Note how many lines hold the string "HarvikAI" and give that number without any other words.

--- Begin Extracted information ---

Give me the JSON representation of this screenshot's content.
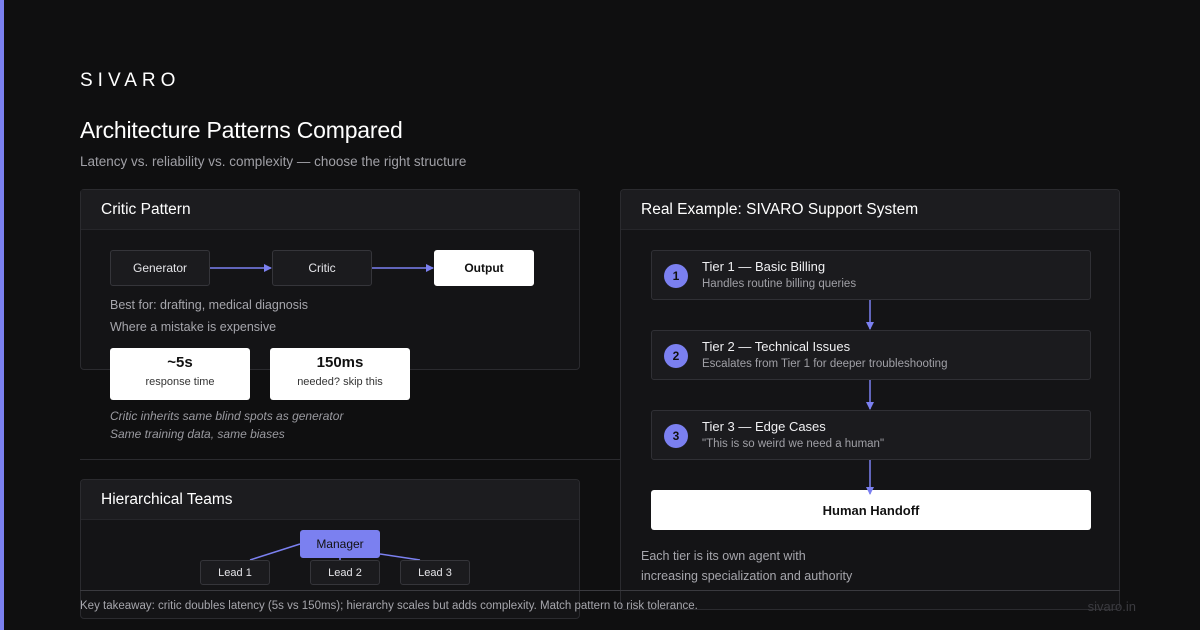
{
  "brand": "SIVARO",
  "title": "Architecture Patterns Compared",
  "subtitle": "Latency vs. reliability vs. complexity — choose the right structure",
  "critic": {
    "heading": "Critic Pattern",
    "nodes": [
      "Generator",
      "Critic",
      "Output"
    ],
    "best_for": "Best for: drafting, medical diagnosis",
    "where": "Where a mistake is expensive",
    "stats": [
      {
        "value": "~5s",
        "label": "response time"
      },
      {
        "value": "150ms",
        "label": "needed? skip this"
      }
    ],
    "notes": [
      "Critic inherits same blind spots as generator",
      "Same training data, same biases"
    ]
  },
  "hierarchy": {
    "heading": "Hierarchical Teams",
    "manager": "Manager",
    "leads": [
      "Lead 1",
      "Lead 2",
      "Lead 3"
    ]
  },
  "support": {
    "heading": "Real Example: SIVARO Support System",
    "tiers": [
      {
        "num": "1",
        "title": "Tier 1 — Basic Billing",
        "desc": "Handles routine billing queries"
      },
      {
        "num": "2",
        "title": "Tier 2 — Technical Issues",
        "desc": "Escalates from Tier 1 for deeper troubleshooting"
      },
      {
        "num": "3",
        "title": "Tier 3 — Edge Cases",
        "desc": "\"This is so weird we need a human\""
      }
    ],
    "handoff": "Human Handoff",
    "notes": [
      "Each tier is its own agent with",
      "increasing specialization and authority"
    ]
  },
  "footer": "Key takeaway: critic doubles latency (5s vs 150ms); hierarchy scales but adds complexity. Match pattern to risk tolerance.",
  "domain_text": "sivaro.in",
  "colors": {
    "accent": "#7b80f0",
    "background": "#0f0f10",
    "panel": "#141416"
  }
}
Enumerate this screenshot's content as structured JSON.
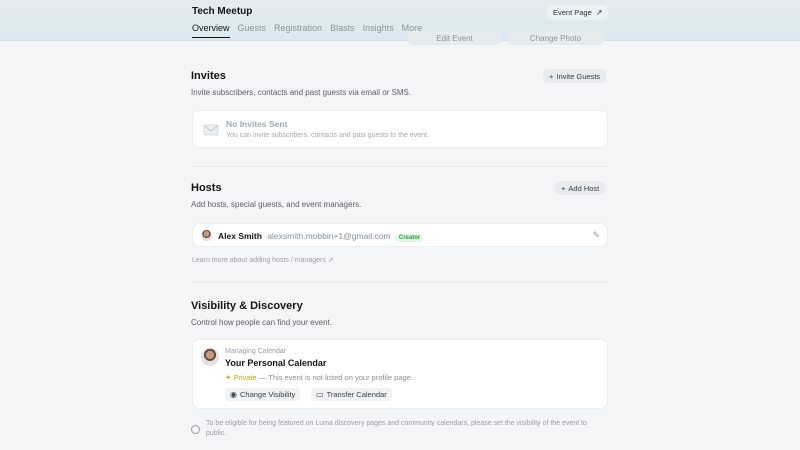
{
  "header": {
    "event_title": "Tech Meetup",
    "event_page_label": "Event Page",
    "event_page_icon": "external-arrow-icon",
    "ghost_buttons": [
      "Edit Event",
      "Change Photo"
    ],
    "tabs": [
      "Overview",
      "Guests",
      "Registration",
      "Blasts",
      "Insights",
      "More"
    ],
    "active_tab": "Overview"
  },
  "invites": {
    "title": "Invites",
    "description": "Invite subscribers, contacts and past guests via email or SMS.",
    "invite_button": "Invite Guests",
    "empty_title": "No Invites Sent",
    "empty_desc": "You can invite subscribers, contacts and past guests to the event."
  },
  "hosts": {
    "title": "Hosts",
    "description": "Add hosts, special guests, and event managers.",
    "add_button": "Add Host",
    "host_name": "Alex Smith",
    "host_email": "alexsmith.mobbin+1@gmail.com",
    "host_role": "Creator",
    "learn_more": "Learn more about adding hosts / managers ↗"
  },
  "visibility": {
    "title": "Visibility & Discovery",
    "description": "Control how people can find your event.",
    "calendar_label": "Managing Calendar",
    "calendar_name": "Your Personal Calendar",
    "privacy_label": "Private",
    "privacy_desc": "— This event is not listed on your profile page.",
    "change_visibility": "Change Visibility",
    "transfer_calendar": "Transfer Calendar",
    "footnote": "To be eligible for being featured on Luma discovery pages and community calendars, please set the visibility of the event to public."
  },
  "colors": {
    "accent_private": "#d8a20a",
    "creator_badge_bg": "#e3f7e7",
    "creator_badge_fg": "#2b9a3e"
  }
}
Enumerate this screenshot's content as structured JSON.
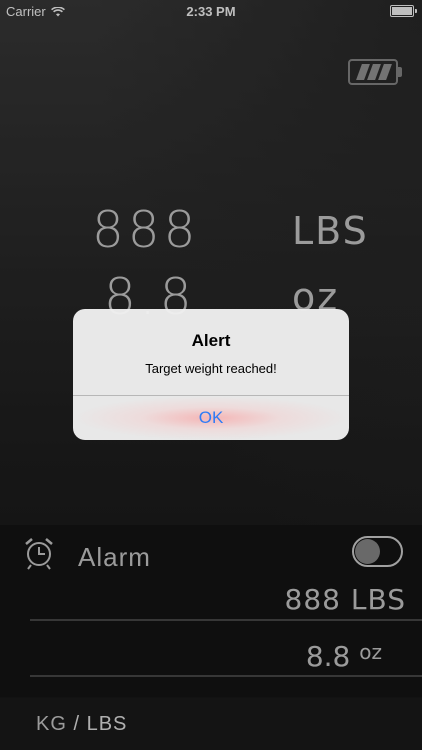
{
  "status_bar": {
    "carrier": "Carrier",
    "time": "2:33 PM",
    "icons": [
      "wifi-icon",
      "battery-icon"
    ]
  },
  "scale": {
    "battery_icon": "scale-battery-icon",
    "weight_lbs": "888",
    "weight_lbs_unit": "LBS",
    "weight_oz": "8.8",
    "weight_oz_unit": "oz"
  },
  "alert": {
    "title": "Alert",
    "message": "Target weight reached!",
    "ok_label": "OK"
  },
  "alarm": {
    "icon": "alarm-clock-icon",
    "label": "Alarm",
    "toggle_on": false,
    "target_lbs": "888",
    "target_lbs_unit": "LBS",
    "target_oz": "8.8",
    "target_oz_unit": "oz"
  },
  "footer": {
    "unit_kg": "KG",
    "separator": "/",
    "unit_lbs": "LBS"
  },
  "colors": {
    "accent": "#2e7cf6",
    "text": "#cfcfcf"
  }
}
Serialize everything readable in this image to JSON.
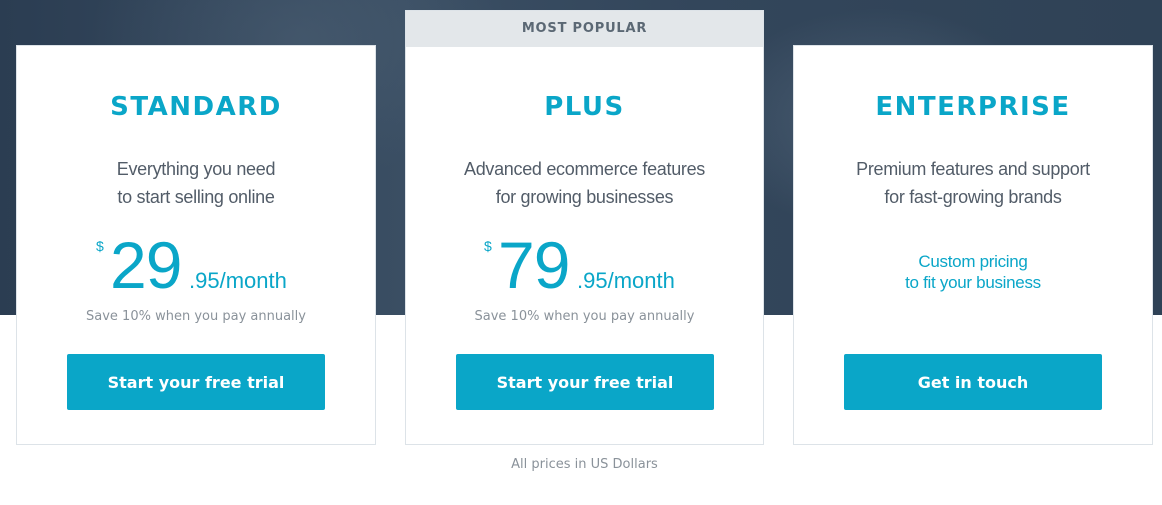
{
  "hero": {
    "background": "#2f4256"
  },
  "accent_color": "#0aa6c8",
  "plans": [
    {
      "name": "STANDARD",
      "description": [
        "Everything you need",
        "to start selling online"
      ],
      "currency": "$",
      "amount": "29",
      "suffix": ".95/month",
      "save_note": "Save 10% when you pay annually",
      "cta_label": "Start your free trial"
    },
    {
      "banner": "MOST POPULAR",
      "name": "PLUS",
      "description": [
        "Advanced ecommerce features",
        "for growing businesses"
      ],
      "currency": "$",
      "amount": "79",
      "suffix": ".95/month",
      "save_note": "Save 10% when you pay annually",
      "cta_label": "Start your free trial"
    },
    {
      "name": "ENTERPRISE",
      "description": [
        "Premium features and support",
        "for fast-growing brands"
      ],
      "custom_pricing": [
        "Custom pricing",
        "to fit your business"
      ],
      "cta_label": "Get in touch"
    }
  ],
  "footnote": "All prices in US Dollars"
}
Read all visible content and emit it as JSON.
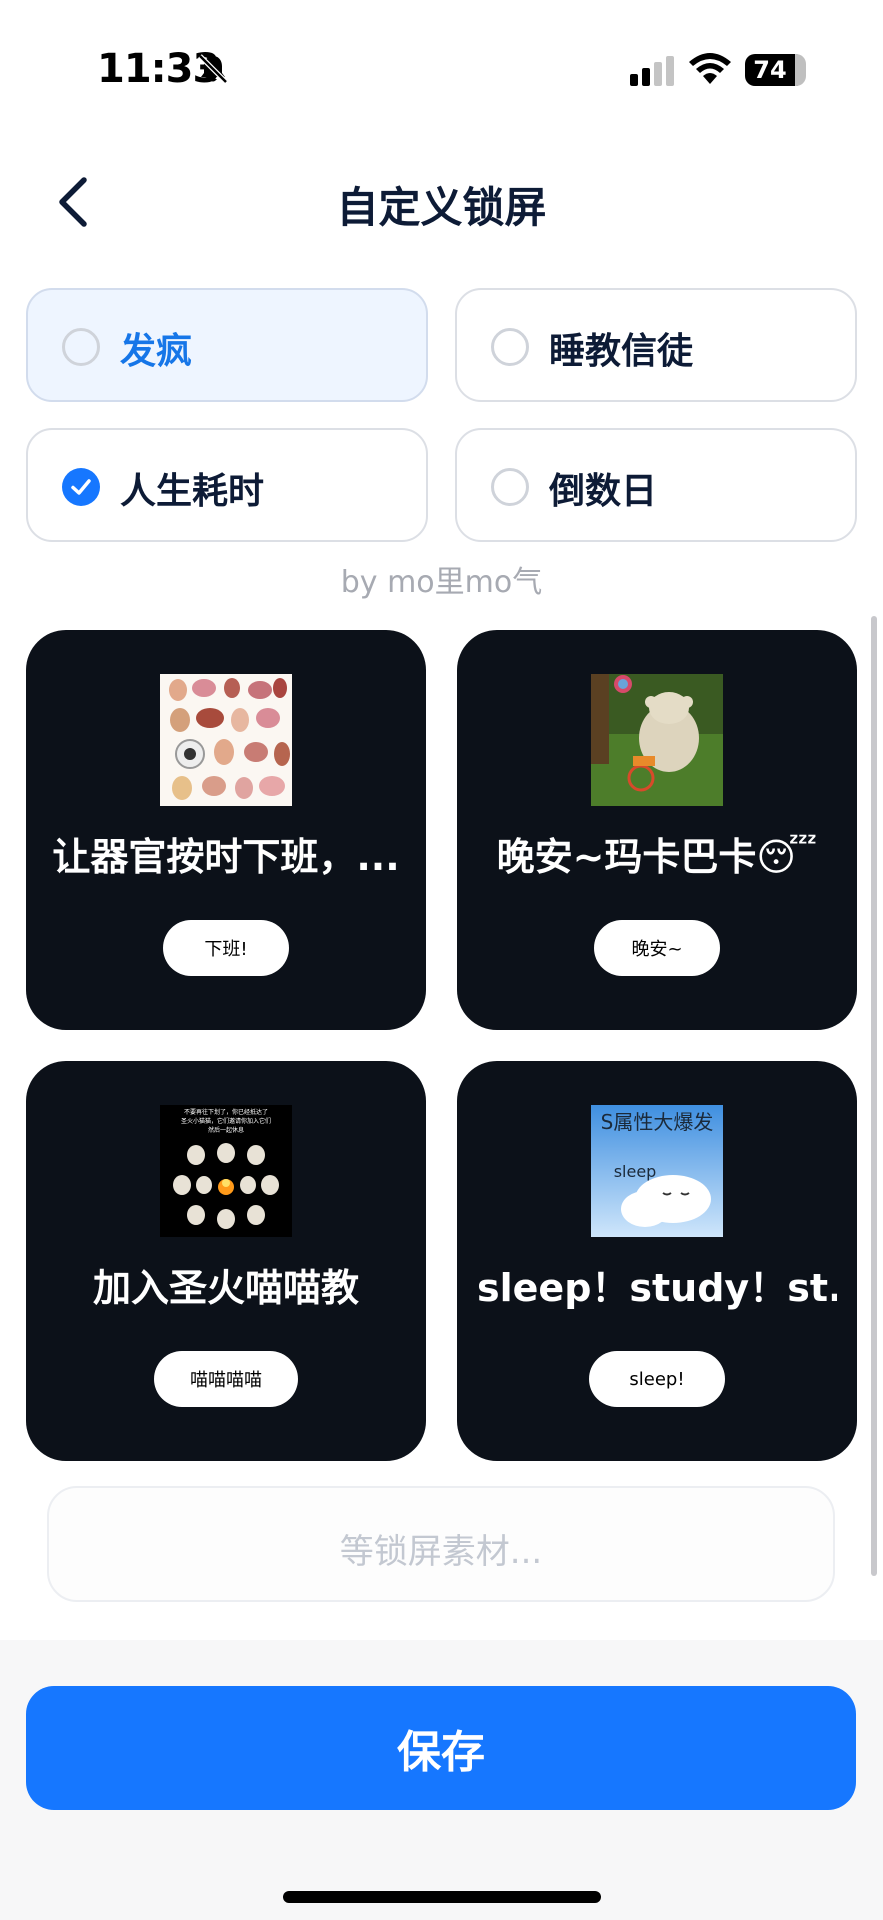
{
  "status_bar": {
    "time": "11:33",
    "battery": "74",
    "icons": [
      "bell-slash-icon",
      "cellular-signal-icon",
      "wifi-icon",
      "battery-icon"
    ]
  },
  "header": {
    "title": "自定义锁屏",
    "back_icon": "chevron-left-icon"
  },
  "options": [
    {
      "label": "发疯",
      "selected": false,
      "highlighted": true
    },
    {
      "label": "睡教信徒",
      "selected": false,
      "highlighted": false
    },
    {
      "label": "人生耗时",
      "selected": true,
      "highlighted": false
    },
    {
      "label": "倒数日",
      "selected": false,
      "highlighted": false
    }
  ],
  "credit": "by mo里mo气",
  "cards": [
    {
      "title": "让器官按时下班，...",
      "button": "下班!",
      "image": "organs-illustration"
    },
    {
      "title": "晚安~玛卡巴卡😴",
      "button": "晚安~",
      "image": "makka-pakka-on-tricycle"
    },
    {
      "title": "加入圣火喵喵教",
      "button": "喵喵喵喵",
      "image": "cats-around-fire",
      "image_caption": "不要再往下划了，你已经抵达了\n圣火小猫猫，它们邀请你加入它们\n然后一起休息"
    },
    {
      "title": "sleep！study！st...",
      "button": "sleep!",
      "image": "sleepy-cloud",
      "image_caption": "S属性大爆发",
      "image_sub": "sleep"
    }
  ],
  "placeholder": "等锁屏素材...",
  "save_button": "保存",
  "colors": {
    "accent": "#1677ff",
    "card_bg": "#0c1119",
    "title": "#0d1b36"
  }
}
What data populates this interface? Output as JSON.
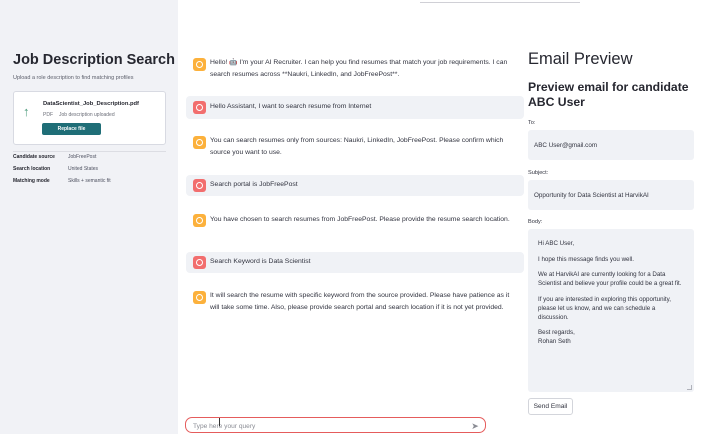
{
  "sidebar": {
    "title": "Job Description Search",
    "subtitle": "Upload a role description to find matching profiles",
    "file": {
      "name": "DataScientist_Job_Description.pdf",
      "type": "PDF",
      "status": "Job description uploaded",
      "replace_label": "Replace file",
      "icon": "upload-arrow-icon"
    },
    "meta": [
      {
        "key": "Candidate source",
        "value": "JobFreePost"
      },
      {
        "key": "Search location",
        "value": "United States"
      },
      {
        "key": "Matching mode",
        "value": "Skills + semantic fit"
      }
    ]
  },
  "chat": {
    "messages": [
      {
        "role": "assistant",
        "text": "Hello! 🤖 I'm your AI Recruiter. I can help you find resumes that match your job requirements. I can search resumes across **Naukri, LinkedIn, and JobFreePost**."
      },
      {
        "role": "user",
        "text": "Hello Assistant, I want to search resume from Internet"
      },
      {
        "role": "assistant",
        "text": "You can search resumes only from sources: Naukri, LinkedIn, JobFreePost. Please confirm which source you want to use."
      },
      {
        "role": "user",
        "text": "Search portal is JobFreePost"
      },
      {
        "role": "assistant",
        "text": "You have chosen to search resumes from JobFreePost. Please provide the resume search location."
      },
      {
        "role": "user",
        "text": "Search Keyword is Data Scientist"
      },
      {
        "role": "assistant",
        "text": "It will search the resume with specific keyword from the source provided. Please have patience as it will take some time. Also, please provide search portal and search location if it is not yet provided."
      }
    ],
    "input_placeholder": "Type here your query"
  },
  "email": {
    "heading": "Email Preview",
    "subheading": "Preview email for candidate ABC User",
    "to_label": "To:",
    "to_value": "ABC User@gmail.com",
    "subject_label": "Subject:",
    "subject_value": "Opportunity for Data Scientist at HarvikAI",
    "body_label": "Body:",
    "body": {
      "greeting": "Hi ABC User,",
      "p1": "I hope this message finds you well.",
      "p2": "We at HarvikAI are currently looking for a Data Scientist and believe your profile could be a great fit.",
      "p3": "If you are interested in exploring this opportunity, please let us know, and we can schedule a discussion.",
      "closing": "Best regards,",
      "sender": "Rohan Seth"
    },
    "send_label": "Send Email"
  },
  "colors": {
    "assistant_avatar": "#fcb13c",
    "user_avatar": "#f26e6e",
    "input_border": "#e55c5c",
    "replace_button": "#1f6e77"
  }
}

--- End Extracted information ---

• **Result**
2